_GOAL_
Put the listing lines into a JSON list of strings, one string per line, with blank lines dropped. Use only the lines from the one with "para-user-guidelines-1: The router" up to and including the one with "table-header-row: Parameter Description".

_PROVIDED ENTRIES_
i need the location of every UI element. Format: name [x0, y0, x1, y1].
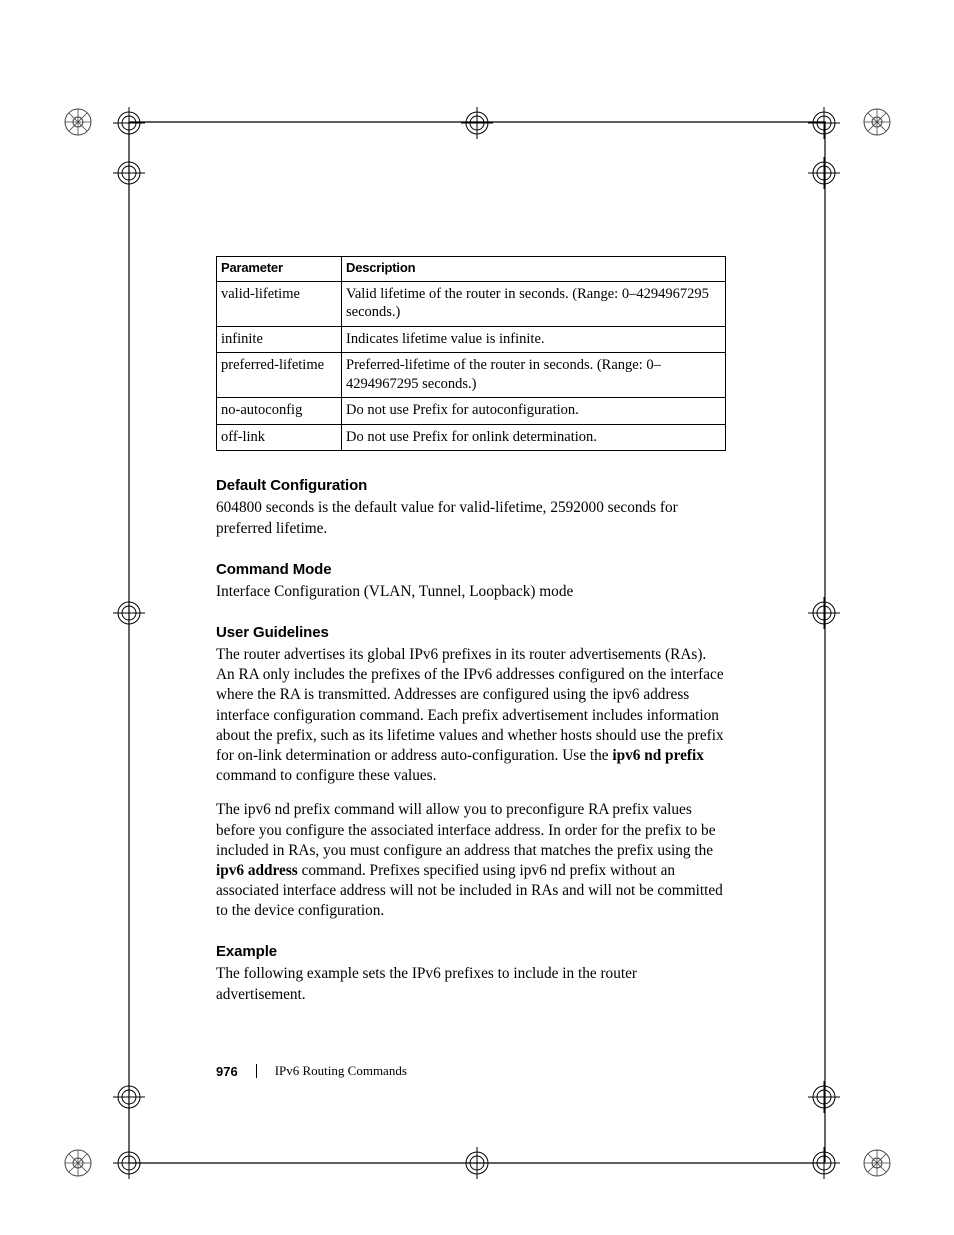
para-user-guidelines-1: The router advertises its global IPv6 pr… [216, 645, 726, 786]
para-example: The following example sets the IPv6 pref… [216, 964, 726, 1004]
table-header-row: Parameter Description [217, 257, 726, 282]
desc-cell: Do not use Prefix for autoconfiguration. [342, 398, 726, 425]
bold-command: ipv6 address [216, 862, 298, 879]
param-cell: off-link [217, 424, 342, 451]
chapter-title: IPv6 Routing Commands [275, 1063, 407, 1079]
desc-cell: Preferred-lifetime of the router in seco… [342, 353, 726, 398]
th-description: Description [342, 257, 726, 282]
param-cell: no-autoconfig [217, 398, 342, 425]
page-number: 976 [216, 1064, 238, 1079]
param-cell: infinite [217, 326, 342, 353]
text-span: command to configure these values. [216, 767, 436, 784]
text-span: The ipv6 nd prefix command will allow yo… [216, 801, 715, 858]
desc-cell: Do not use Prefix for onlink determinati… [342, 424, 726, 451]
para-user-guidelines-2: The ipv6 nd prefix command will allow yo… [216, 800, 726, 921]
parameters-table: Parameter Description valid-lifetime Val… [216, 256, 726, 451]
footer-divider [256, 1064, 257, 1078]
page-content: Parameter Description valid-lifetime Val… [216, 256, 726, 1005]
heading-user-guidelines: User Guidelines [216, 624, 726, 641]
heading-example: Example [216, 943, 726, 960]
th-parameter: Parameter [217, 257, 342, 282]
para-default-configuration: 604800 seconds is the default value for … [216, 498, 726, 538]
desc-cell: Indicates lifetime value is infinite. [342, 326, 726, 353]
table-row: infinite Indicates lifetime value is inf… [217, 326, 726, 353]
table-row: off-link Do not use Prefix for onlink de… [217, 424, 726, 451]
heading-default-configuration: Default Configuration [216, 477, 726, 494]
desc-cell: Valid lifetime of the router in seconds.… [342, 281, 726, 326]
bold-command: ipv6 nd prefix [612, 747, 704, 764]
table-row: preferred-lifetime Preferred-lifetime of… [217, 353, 726, 398]
table-row: valid-lifetime Valid lifetime of the rou… [217, 281, 726, 326]
param-cell: preferred-lifetime [217, 353, 342, 398]
para-command-mode: Interface Configuration (VLAN, Tunnel, L… [216, 582, 726, 602]
page-footer: 976 IPv6 Routing Commands [216, 1063, 407, 1079]
table-row: no-autoconfig Do not use Prefix for auto… [217, 398, 726, 425]
heading-command-mode: Command Mode [216, 561, 726, 578]
param-cell: valid-lifetime [217, 281, 342, 326]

_THE RESPONSE_
[
  "para-user-guidelines-1: The router advertises its global IPv6 pr… [216, 645, 726, 786]",
  "para-example: The following example sets the IPv6 pref… [216, 964, 726, 1004]",
  "table-header-row: Parameter Description [217, 257, 726, 282]"
]